Records from a data source:
==================================================
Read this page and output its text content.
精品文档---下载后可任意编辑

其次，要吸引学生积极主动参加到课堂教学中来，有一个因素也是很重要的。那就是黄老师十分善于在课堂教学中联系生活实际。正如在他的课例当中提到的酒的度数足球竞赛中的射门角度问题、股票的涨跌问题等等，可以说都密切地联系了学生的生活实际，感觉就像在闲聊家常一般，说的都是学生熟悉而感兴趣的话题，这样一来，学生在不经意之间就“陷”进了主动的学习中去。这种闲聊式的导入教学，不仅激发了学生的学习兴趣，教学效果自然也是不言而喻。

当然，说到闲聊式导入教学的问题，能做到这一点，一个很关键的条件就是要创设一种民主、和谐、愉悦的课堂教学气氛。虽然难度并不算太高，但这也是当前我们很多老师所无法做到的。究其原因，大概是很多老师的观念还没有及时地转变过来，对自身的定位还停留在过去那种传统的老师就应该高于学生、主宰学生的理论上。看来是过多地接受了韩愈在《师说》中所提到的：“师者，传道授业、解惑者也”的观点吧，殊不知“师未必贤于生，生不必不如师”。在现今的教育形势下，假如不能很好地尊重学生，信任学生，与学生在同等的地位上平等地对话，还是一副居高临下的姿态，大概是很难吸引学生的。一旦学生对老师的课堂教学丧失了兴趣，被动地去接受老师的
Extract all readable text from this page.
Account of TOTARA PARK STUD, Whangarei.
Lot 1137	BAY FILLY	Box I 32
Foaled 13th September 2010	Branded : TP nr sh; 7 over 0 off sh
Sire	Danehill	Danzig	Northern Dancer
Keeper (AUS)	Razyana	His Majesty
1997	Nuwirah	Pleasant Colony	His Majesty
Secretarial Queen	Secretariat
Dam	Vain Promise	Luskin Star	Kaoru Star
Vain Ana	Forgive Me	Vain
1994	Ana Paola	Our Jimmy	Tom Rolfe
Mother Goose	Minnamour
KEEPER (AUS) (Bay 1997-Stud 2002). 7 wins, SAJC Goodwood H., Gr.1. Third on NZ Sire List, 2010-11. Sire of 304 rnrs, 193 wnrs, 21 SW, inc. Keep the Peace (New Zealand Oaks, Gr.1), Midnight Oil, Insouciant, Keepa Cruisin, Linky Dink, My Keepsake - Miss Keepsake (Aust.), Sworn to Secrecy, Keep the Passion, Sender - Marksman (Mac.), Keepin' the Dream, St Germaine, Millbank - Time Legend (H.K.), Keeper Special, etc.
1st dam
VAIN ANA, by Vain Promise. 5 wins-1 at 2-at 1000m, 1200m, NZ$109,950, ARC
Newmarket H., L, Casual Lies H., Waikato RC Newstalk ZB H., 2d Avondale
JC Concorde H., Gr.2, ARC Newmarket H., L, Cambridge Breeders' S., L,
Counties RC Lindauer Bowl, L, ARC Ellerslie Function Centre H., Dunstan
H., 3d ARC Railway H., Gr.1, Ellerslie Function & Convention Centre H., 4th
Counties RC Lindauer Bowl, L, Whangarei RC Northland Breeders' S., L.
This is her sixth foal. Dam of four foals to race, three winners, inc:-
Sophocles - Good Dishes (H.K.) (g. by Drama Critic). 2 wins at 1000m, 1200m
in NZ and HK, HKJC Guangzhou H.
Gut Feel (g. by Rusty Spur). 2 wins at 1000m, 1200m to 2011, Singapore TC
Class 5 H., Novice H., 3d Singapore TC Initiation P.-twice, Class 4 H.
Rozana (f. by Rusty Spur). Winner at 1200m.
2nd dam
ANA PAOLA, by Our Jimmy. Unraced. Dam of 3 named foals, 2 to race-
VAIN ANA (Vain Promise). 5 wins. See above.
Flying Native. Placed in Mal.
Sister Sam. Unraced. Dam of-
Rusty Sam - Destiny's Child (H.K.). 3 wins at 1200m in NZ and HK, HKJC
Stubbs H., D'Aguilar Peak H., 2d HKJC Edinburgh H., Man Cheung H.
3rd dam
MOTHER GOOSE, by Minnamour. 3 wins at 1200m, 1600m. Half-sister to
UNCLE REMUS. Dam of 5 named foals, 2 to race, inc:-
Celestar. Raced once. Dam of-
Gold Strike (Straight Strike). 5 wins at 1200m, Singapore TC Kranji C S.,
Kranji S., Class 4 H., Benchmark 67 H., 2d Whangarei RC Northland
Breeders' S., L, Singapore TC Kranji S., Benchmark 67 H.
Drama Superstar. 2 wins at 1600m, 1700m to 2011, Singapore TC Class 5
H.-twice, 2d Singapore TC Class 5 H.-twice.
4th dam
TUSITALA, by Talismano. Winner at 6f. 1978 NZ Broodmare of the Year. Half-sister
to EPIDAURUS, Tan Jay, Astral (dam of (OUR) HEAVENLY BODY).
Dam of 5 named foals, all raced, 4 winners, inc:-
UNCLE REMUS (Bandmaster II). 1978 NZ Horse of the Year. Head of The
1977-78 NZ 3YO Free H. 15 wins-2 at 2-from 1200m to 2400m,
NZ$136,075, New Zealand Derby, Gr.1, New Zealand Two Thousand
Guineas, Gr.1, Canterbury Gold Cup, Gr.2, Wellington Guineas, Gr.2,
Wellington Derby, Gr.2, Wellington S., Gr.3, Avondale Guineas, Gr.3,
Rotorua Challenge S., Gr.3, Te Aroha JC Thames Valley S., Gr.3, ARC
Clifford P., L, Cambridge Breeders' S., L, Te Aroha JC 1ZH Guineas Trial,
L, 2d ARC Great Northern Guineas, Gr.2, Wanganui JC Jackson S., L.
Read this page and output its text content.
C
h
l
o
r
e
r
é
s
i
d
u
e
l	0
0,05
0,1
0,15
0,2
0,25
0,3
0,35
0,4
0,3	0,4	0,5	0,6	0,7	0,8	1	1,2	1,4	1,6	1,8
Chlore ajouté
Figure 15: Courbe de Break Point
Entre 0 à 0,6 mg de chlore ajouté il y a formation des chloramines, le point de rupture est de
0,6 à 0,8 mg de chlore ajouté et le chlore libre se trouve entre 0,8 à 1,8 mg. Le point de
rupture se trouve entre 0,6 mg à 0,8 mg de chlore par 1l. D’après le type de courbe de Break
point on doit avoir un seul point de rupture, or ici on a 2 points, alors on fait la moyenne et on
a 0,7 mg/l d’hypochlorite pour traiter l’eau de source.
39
==================================================
#### [WHAT IS ASKED]
All of the entries must be quoted exactly; please include each one.

#### [RESPONSE TO THIS EXERCISE]
Read this page and output its text content.
精品文档---下载后可任意编辑

其次，要吸引学生积极主动参加到课堂教学中来，有一个因素也是很重要的。那就是黄老师十分善于在课堂教学中联系生活实际。正如在他的课例当中提到的酒的度数足球竞赛中的射门角度问题、股票的涨跌问题等等，可以说都密切地联系了学生的生活实际，感觉就像在闲聊家常一般，说的都是学生熟悉而感兴趣的话题，这样一来，学生在不经意之间就“陷”进了主动的学习中去。这种闲聊式的导入教学，不仅激发了学生的学习兴趣，教学效果自然也是不言而喻。

当然，说到闲聊式导入教学的问题，能做到这一点，一个很关键的条件就是要创设一种民主、和谐、愉悦的课堂教学气氛。虽然难度并不算太高，但这也是当前我们很多老师所无法做到的。究其原因，大概是很多老师的观念还没有及时地转变过来，对自身的定位还停留在过去那种传统的老师就应该高于学生、主宰学生的理论上。看来是过多地接受了韩愈在《师说》中所提到的：“师者，传道授业、解惑者也”的观点吧，殊不知“师未必贤于生，生不必不如师”。在现今的教育形势下，假如不能很好地尊重学生，信任学生，与学生在同等的地位上平等地对话，还是一副居高临下的姿态，大概是很难吸引学生的。一旦学生对老师的课堂教学丧失了兴趣，被动地去接受老师的
Extract all readable text from this page.
Account of TOTARA PARK STUD, Whangarei.
Lot 1137	BAY FILLY	Box I 32
Foaled 13th September 2010	Branded : TP nr sh; 7 over 0 off sh
Sire	Danehill	Danzig	Northern Dancer
Keeper (AUS)	Razyana	His Majesty
1997	Nuwirah	Pleasant Colony	His Majesty
Secretarial Queen	Secretariat
Dam	Vain Promise	Luskin Star	Kaoru Star
Vain Ana	Forgive Me	Vain
1994	Ana Paola	Our Jimmy	Tom Rolfe
Mother Goose	Minnamour
KEEPER (AUS) (Bay 1997-Stud 2002). 7 wins, SAJC Goodwood H., Gr.1. Third on NZ Sire List, 2010-11. Sire of 304 rnrs, 193 wnrs, 21 SW, inc. Keep the Peace (New Zealand Oaks, Gr.1), Midnight Oil, Insouciant, Keepa Cruisin, Linky Dink, My Keepsake - Miss Keepsake (Aust.), Sworn to Secrecy, Keep the Passion, Sender - Marksman (Mac.), Keepin' the Dream, St Germaine, Millbank - Time Legend (H.K.), Keeper Special, etc.
1st dam
VAIN ANA, by Vain Promise. 5 wins-1 at 2-at 1000m, 1200m, NZ$109,950, ARC
Newmarket H., L, Casual Lies H., Waikato RC Newstalk ZB H., 2d Avondale
JC Concorde H., Gr.2, ARC Newmarket H., L, Cambridge Breeders' S., L,
Counties RC Lindauer Bowl, L, ARC Ellerslie Function Centre H., Dunstan
H., 3d ARC Railway H., Gr.1, Ellerslie Function & Convention Centre H., 4th
Counties RC Lindauer Bowl, L, Whangarei RC Northland Breeders' S., L.
This is her sixth foal. Dam of four foals to race, three winners, inc:-
Sophocles - Good Dishes (H.K.) (g. by Drama Critic). 2 wins at 1000m, 1200m
in NZ and HK, HKJC Guangzhou H.
Gut Feel (g. by Rusty Spur). 2 wins at 1000m, 1200m to 2011, Singapore TC
Class 5 H., Novice H., 3d Singapore TC Initiation P.-twice, Class 4 H.
Rozana (f. by Rusty Spur). Winner at 1200m.
2nd dam
ANA PAOLA, by Our Jimmy. Unraced. Dam of 3 named foals, 2 to race-
VAIN ANA (Vain Promise). 5 wins. See above.
Flying Native. Placed in Mal.
Sister Sam. Unraced. Dam of-
Rusty Sam - Destiny's Child (H.K.). 3 wins at 1200m in NZ and HK, HKJC
Stubbs H., D'Aguilar Peak H., 2d HKJC Edinburgh H., Man Cheung H.
3rd dam
MOTHER GOOSE, by Minnamour. 3 wins at 1200m, 1600m. Half-sister to
UNCLE REMUS. Dam of 5 named foals, 2 to race, inc:-
Celestar. Raced once. Dam of-
Gold Strike (Straight Strike). 5 wins at 1200m, Singapore TC Kranji C S.,
Kranji S., Class 4 H., Benchmark 67 H., 2d Whangarei RC Northland
Breeders' S., L, Singapore TC Kranji S., Benchmark 67 H.
Drama Superstar. 2 wins at 1600m, 1700m to 2011, Singapore TC Class 5
H.-twice, 2d Singapore TC Class 5 H.-twice.
4th dam
TUSITALA, by Talismano. Winner at 6f. 1978 NZ Broodmare of the Year. Half-sister
to EPIDAURUS, Tan Jay, Astral (dam of (OUR) HEAVENLY BODY).
Dam of 5 named foals, all raced, 4 winners, inc:-
UNCLE REMUS (Bandmaster II). 1978 NZ Horse of the Year. Head of The
1977-78 NZ 3YO Free H. 15 wins-2 at 2-from 1200m to 2400m,
NZ$136,075, New Zealand Derby, Gr.1, New Zealand Two Thousand
Guineas, Gr.1, Canterbury Gold Cup, Gr.2, Wellington Guineas, Gr.2,
Wellington Derby, Gr.2, Wellington S., Gr.3, Avondale Guineas, Gr.3,
Rotorua Challenge S., Gr.3, Te Aroha JC Thames Valley S., Gr.3, ARC
Clifford P., L, Cambridge Breeders' S., L, Te Aroha JC 1ZH Guineas Trial,
L, 2d ARC Great Northern Guineas, Gr.2, Wanganui JC Jackson S., L.
Read this page and output its text content.
C
h
l
o
r
e
r
é
s
i
d
u
e
l	0
0,05
0,1
0,15
0,2
0,25
0,3
0,35
0,4
0,3	0,4	0,5	0,6	0,7	0,8	1	1,2	1,4	1,6	1,8
Chlore ajouté
Figure 15: Courbe de Break Point
Entre 0 à 0,6 mg de chlore ajouté il y a formation des chloramines, le point de rupture est de
0,6 à 0,8 mg de chlore ajouté et le chlore libre se trouve entre 0,8 à 1,8 mg. Le point de
rupture se trouve entre 0,6 mg à 0,8 mg de chlore par 1l. D’après le type de courbe de Break
point on doit avoir un seul point de rupture, or ici on a 2 points, alors on fait la moyenne et on
a 0,7 mg/l d’hypochlorite pour traiter l’eau de source.
39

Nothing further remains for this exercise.